• **Prompt**: Transcribe the whole listing without a single picture.

-------- Record set --------

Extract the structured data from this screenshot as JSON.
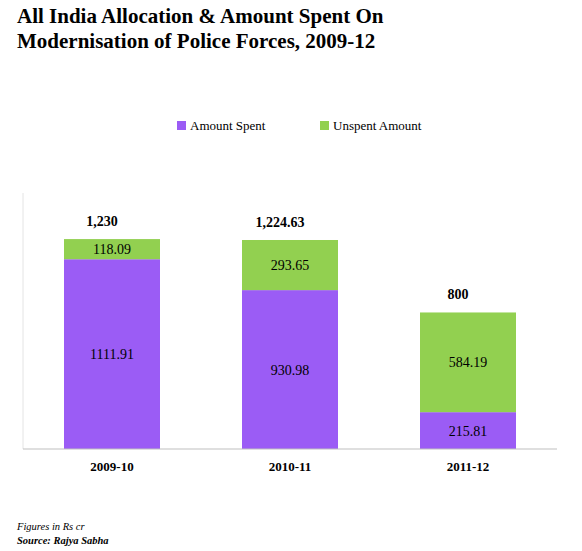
{
  "chart_data": {
    "type": "bar",
    "stacked": true,
    "title": "All India Allocation & Amount Spent On Modernisation of Police Forces, 2009-12",
    "categories": [
      "2009-10",
      "2010-11",
      "2011-12"
    ],
    "series": [
      {
        "name": "Amount Spent",
        "color": "#9b5cf5",
        "values": [
          1111.91,
          930.98,
          215.81
        ]
      },
      {
        "name": "Unspent Amount",
        "color": "#92d050",
        "values": [
          118.09,
          293.65,
          584.19
        ]
      }
    ],
    "totals": [
      1230,
      1224.63,
      800
    ],
    "total_labels": [
      "1,230",
      "1,224.63",
      "800"
    ],
    "ylim": [
      0,
      1500
    ],
    "data_labels": true,
    "tick_labels": "x",
    "grid": false,
    "legend": "top",
    "annotations": [
      "Figures in Rs cr",
      "Source: Rajya Sabha"
    ]
  }
}
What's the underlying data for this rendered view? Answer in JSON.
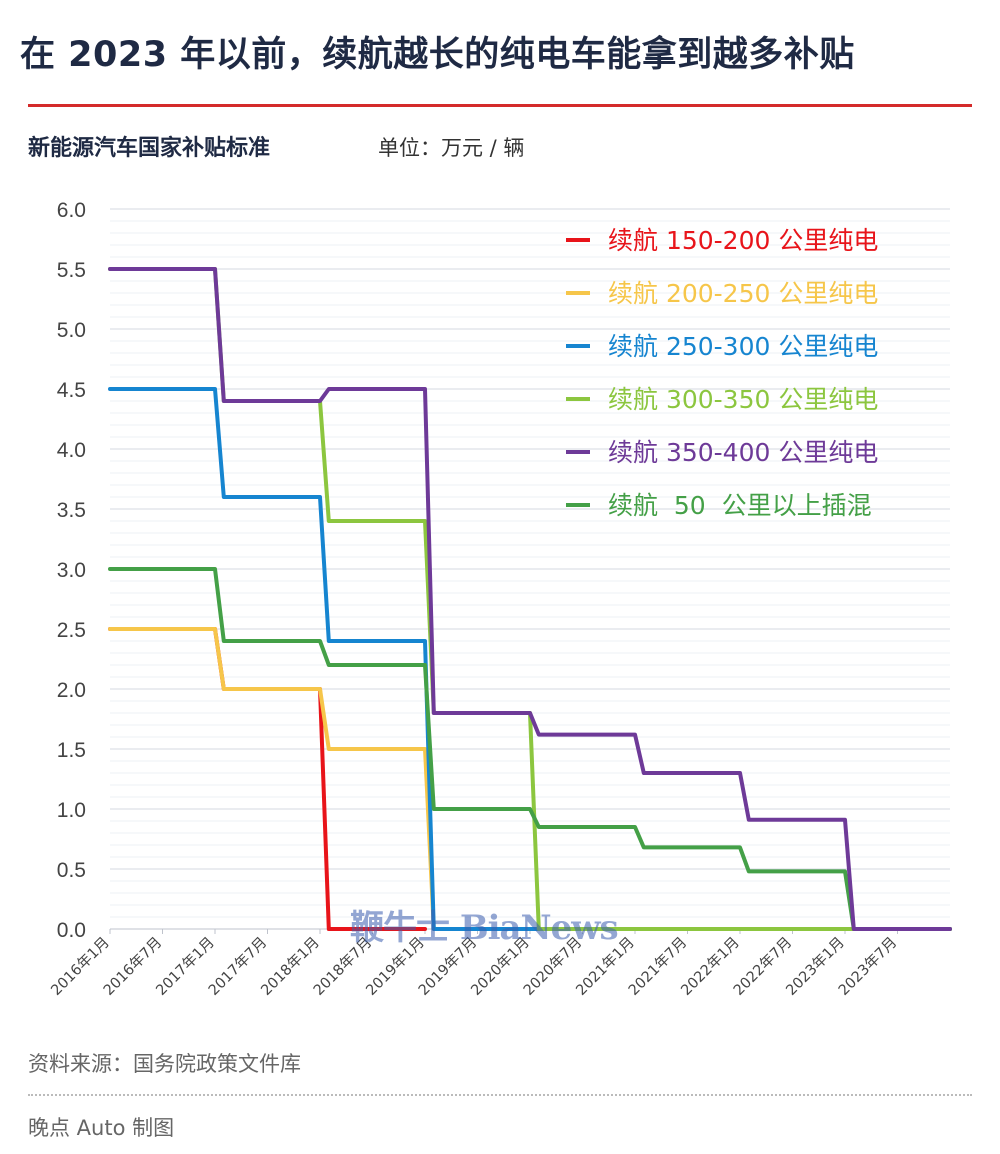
{
  "header": {
    "title": "在 2023 年以前，续航越长的纯电车能拿到越多补贴",
    "subtitle": "新能源汽车国家补贴标准",
    "unit": "单位：万元 / 辆"
  },
  "footer": {
    "source": "资料来源：国务院政策文件库",
    "credit": "晚点 Auto 制图"
  },
  "watermark": "鞭牛士 BiaNews",
  "colors": {
    "accent_rule": "#d42a2a",
    "title": "#1f2a44",
    "grid": "#dcdfe8"
  },
  "chart_data": {
    "type": "line",
    "step": true,
    "y_ticks": [
      "0.0",
      "0.5",
      "1.0",
      "1.5",
      "2.0",
      "2.5",
      "3.0",
      "3.5",
      "4.0",
      "4.5",
      "5.0",
      "5.5",
      "6.0"
    ],
    "ylim": [
      0,
      6
    ],
    "x_ticks": [
      "2016年1月",
      "2016年7月",
      "2017年1月",
      "2017年7月",
      "2018年1月",
      "2018年7月",
      "2019年1月",
      "2019年7月",
      "2020年1月",
      "2020年7月",
      "2021年1月",
      "2021年7月",
      "2022年1月",
      "2022年7月",
      "2023年1月",
      "2023年7月"
    ],
    "xlim": [
      "2016-01",
      "2024-01"
    ],
    "grid": true,
    "legend_position": "top-right",
    "series": [
      {
        "name": "续航 150-200 公里纯电",
        "color": "#e8141a",
        "points": [
          [
            "2016-01",
            2.5
          ],
          [
            "2017-01",
            2.5
          ],
          [
            "2017-02",
            2.0
          ],
          [
            "2018-01",
            2.0
          ],
          [
            "2018-02",
            0
          ],
          [
            "2019-01",
            0
          ]
        ]
      },
      {
        "name": "续航 200-250 公里纯电",
        "color": "#f6c64a",
        "points": [
          [
            "2016-01",
            2.5
          ],
          [
            "2017-01",
            2.5
          ],
          [
            "2017-02",
            2.0
          ],
          [
            "2018-01",
            2.0
          ],
          [
            "2018-02",
            1.5
          ],
          [
            "2019-01",
            1.5
          ],
          [
            "2019-02",
            0
          ],
          [
            "2024-01",
            0
          ]
        ]
      },
      {
        "name": "续航 250-300 公里纯电",
        "color": "#1685d0",
        "points": [
          [
            "2016-01",
            4.5
          ],
          [
            "2017-01",
            4.5
          ],
          [
            "2017-02",
            3.6
          ],
          [
            "2018-01",
            3.6
          ],
          [
            "2018-02",
            2.4
          ],
          [
            "2019-01",
            2.4
          ],
          [
            "2019-02",
            0
          ],
          [
            "2024-01",
            0
          ]
        ]
      },
      {
        "name": "续航 300-350 公里纯电",
        "color": "#8cc63f",
        "points": [
          [
            "2016-01",
            5.5
          ],
          [
            "2017-01",
            5.5
          ],
          [
            "2017-02",
            4.4
          ],
          [
            "2018-01",
            4.4
          ],
          [
            "2018-02",
            3.4
          ],
          [
            "2019-01",
            3.4
          ],
          [
            "2019-02",
            1.8
          ],
          [
            "2020-01",
            1.8
          ],
          [
            "2020-02",
            0
          ],
          [
            "2024-01",
            0
          ]
        ]
      },
      {
        "name": "续航 350-400 公里纯电",
        "color": "#6e3a98",
        "points": [
          [
            "2016-01",
            5.5
          ],
          [
            "2017-01",
            5.5
          ],
          [
            "2017-02",
            4.4
          ],
          [
            "2018-01",
            4.4
          ],
          [
            "2018-02",
            4.5
          ],
          [
            "2019-01",
            4.5
          ],
          [
            "2019-02",
            1.8
          ],
          [
            "2020-01",
            1.8
          ],
          [
            "2020-02",
            1.62
          ],
          [
            "2021-01",
            1.62
          ],
          [
            "2021-02",
            1.3
          ],
          [
            "2022-01",
            1.3
          ],
          [
            "2022-02",
            0.91
          ],
          [
            "2023-01",
            0.91
          ],
          [
            "2023-02",
            0
          ],
          [
            "2024-01",
            0
          ]
        ]
      },
      {
        "name": "续航  50  公里以上插混",
        "color": "#44a047",
        "points": [
          [
            "2016-01",
            3.0
          ],
          [
            "2017-01",
            3.0
          ],
          [
            "2017-02",
            2.4
          ],
          [
            "2018-01",
            2.4
          ],
          [
            "2018-02",
            2.2
          ],
          [
            "2019-01",
            2.2
          ],
          [
            "2019-02",
            1.0
          ],
          [
            "2020-01",
            1.0
          ],
          [
            "2020-02",
            0.85
          ],
          [
            "2021-01",
            0.85
          ],
          [
            "2021-02",
            0.68
          ],
          [
            "2022-01",
            0.68
          ],
          [
            "2022-02",
            0.48
          ],
          [
            "2023-01",
            0.48
          ],
          [
            "2023-02",
            0
          ],
          [
            "2024-01",
            0
          ]
        ]
      }
    ]
  }
}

--------

• **Solution**:
Extract the structured data from this screenshot as JSON.
{
  "chart_data": {
    "type": "bar",
    "stacked": true,
    "title": "All India Allocation & Amount Spent On Modernisation of Police Forces, 2009-12",
    "categories": [
      "2009-10",
      "2010-11",
      "2011-12"
    ],
    "series": [
      {
        "name": "Amount Spent",
        "color": "#9b5cf5",
        "values": [
          1111.91,
          930.98,
          215.81
        ]
      },
      {
        "name": "Unspent Amount",
        "color": "#92d050",
        "values": [
          118.09,
          293.65,
          584.19
        ]
      }
    ],
    "totals": [
      1230,
      1224.63,
      800
    ],
    "total_labels": [
      "1,230",
      "1,224.63",
      "800"
    ],
    "ylim": [
      0,
      1500
    ],
    "data_labels": true,
    "tick_labels": "x",
    "grid": false,
    "legend": "top",
    "annotations": [
      "Figures in Rs cr",
      "Source: Rajya Sabha"
    ]
  }
}
What's the underlying data for this rendered view? Answer in JSON.
{
  "header": {
    "title": "在 2023 年以前，续航越长的纯电车能拿到越多补贴",
    "subtitle": "新能源汽车国家补贴标准",
    "unit": "单位：万元 / 辆"
  },
  "footer": {
    "source": "资料来源：国务院政策文件库",
    "credit": "晚点 Auto 制图"
  },
  "watermark": "鞭牛士 BiaNews",
  "colors": {
    "accent_rule": "#d42a2a",
    "title": "#1f2a44",
    "grid": "#dcdfe8"
  },
  "chart_data": {
    "type": "line",
    "step": true,
    "y_ticks": [
      "0.0",
      "0.5",
      "1.0",
      "1.5",
      "2.0",
      "2.5",
      "3.0",
      "3.5",
      "4.0",
      "4.5",
      "5.0",
      "5.5",
      "6.0"
    ],
    "ylim": [
      0,
      6
    ],
    "x_ticks": [
      "2016年1月",
      "2016年7月",
      "2017年1月",
      "2017年7月",
      "2018年1月",
      "2018年7月",
      "2019年1月",
      "2019年7月",
      "2020年1月",
      "2020年7月",
      "2021年1月",
      "2021年7月",
      "2022年1月",
      "2022年7月",
      "2023年1月",
      "2023年7月"
    ],
    "xlim": [
      "2016-01",
      "2024-01"
    ],
    "grid": true,
    "legend_position": "top-right",
    "series": [
      {
        "name": "续航 150-200 公里纯电",
        "color": "#e8141a",
        "points": [
          [
            "2016-01",
            2.5
          ],
          [
            "2017-01",
            2.5
          ],
          [
            "2017-02",
            2.0
          ],
          [
            "2018-01",
            2.0
          ],
          [
            "2018-02",
            0
          ],
          [
            "2019-01",
            0
          ]
        ]
      },
      {
        "name": "续航 200-250 公里纯电",
        "color": "#f6c64a",
        "points": [
          [
            "2016-01",
            2.5
          ],
          [
            "2017-01",
            2.5
          ],
          [
            "2017-02",
            2.0
          ],
          [
            "2018-01",
            2.0
          ],
          [
            "2018-02",
            1.5
          ],
          [
            "2019-01",
            1.5
          ],
          [
            "2019-02",
            0
          ],
          [
            "2024-01",
            0
          ]
        ]
      },
      {
        "name": "续航 250-300 公里纯电",
        "color": "#1685d0",
        "points": [
          [
            "2016-01",
            4.5
          ],
          [
            "2017-01",
            4.5
          ],
          [
            "2017-02",
            3.6
          ],
          [
            "2018-01",
            3.6
          ],
          [
            "2018-02",
            2.4
          ],
          [
            "2019-01",
            2.4
          ],
          [
            "2019-02",
            0
          ],
          [
            "2024-01",
            0
          ]
        ]
      },
      {
        "name": "续航 300-350 公里纯电",
        "color": "#8cc63f",
        "points": [
          [
            "2016-01",
            5.5
          ],
          [
            "2017-01",
            5.5
          ],
          [
            "2017-02",
            4.4
          ],
          [
            "2018-01",
            4.4
          ],
          [
            "2018-02",
            3.4
          ],
          [
            "2019-01",
            3.4
          ],
          [
            "2019-02",
            1.8
          ],
          [
            "2020-01",
            1.8
          ],
          [
            "2020-02",
            0
          ],
          [
            "2024-01",
            0
          ]
        ]
      },
      {
        "name": "续航 350-400 公里纯电",
        "color": "#6e3a98",
        "points": [
          [
            "2016-01",
            5.5
          ],
          [
            "2017-01",
            5.5
          ],
          [
            "2017-02",
            4.4
          ],
          [
            "2018-01",
            4.4
          ],
          [
            "2018-02",
            4.5
          ],
          [
            "2019-01",
            4.5
          ],
          [
            "2019-02",
            1.8
          ],
          [
            "2020-01",
            1.8
          ],
          [
            "2020-02",
            1.62
          ],
          [
            "2021-01",
            1.62
          ],
          [
            "2021-02",
            1.3
          ],
          [
            "2022-01",
            1.3
          ],
          [
            "2022-02",
            0.91
          ],
          [
            "2023-01",
            0.91
          ],
          [
            "2023-02",
            0
          ],
          [
            "2024-01",
            0
          ]
        ]
      },
      {
        "name": "续航  50  公里以上插混",
        "color": "#44a047",
        "points": [
          [
            "2016-01",
            3.0
          ],
          [
            "2017-01",
            3.0
          ],
          [
            "2017-02",
            2.4
          ],
          [
            "2018-01",
            2.4
          ],
          [
            "2018-02",
            2.2
          ],
          [
            "2019-01",
            2.2
          ],
          [
            "2019-02",
            1.0
          ],
          [
            "2020-01",
            1.0
          ],
          [
            "2020-02",
            0.85
          ],
          [
            "2021-01",
            0.85
          ],
          [
            "2021-02",
            0.68
          ],
          [
            "2022-01",
            0.68
          ],
          [
            "2022-02",
            0.48
          ],
          [
            "2023-01",
            0.48
          ],
          [
            "2023-02",
            0
          ],
          [
            "2024-01",
            0
          ]
        ]
      }
    ]
  }
}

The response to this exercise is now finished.